Working data:
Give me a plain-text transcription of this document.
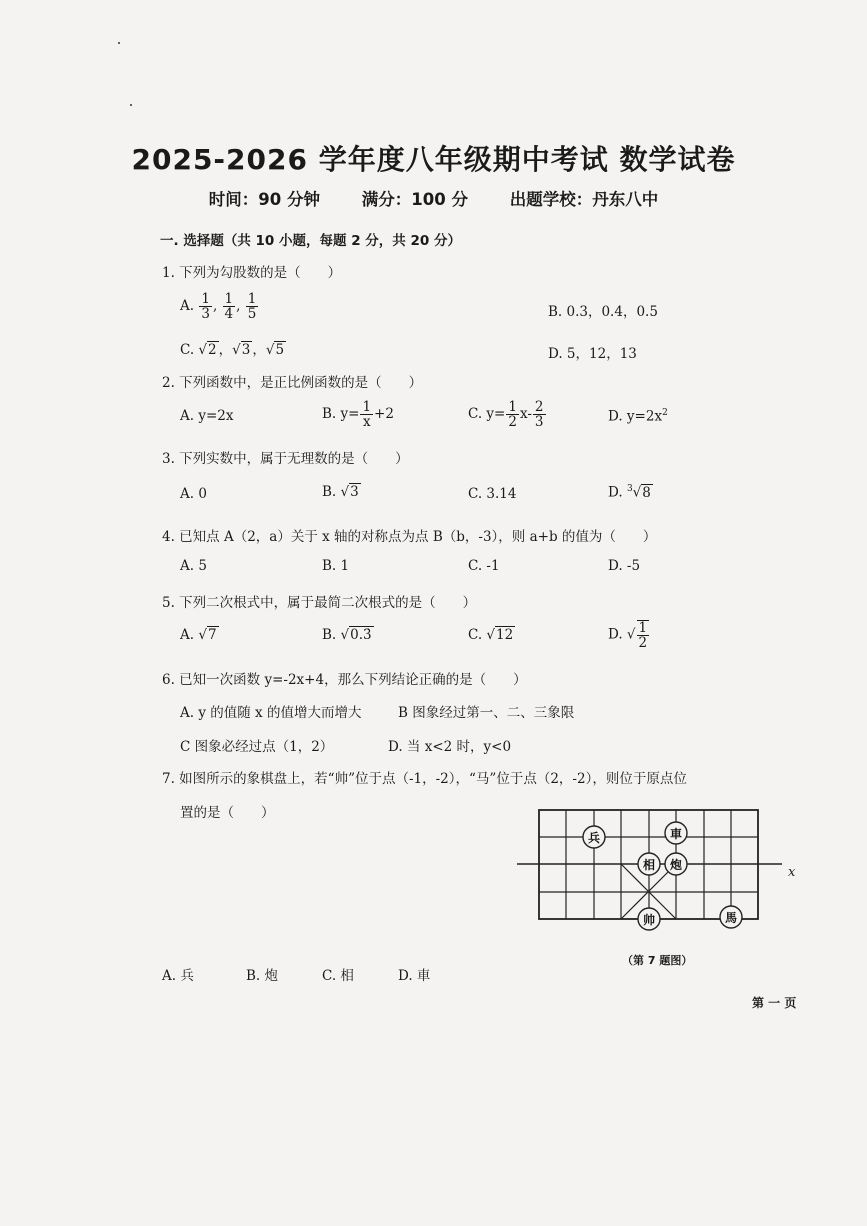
2025-2026 学年度八年级期中考试 数学试卷
时间：90 分钟	满分：100 分	出题学校：丹东八中
一. 选择题（共 10 小题，每题 2 分，共 20 分）
1. 下列为勾股数的是（　　）
A. $\frac{1}{3}$ , $\frac{1}{4}$ , $\frac{1}{5}$	B. 0.3，0.4，0.5
C. √2 ，√3 ，√5	D. 5，12，13
2. 下列函数中，是正比例函数的是（　　）
A. y=2x	B. $y= \frac{1}{x} +2$	C. $y= \frac{1}{2} x- \frac{2}{3}$	D. $y=2x^2$
3. 下列实数中，属于无理数的是（　　）
A. 0	B. √3	C. 3.14	D. $^3$√8
4. 已知点 A（2，a）关于 x 轴的对称点为点 B（b，-3），则 a+b 的值为（　　）
A. 5	B. 1	C. -1	D. -5
5. 下列二次根式中，属于最简二次根式的是（　　）
A. √7	B. √0.3̇	C. √12	D. √ $\frac{1}{2}$
6. 已知一次函数 y=-2x+4，那么下列结论正确的是（　　）
A. y 的值随 x 的值增大而增大	B 图象经过第一、二、三象限
C 图象必经过点（1，2）	D. 当 x<2 时，y<0
7. 如图所示的象棋盘上，若“帅”位于点（-1，-2），“马”位于点（2，-2），则位于原点位
置的是（　　）
兵	車
相 炮
帅	馬
x
（第 7 题图）
A. 兵	B. 炮	C. 相	D. 車
第 一 页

Given request: Make a list of all lines in the data that contain "frac".

Answer to this exercise:
A. $\frac{1}{3}$ , $\frac{1}{4}$ , $\frac{1}{5}$	B. 0.3，0.4，0.5
A. y=2x	B. $y= \frac{1}{x} +2$	C. $y= \frac{1}{2} x- \frac{2}{3}$	D. $y=2x^2$
A. √7	B. √0.3̇	C. √12	D. √ $\frac{1}{2}$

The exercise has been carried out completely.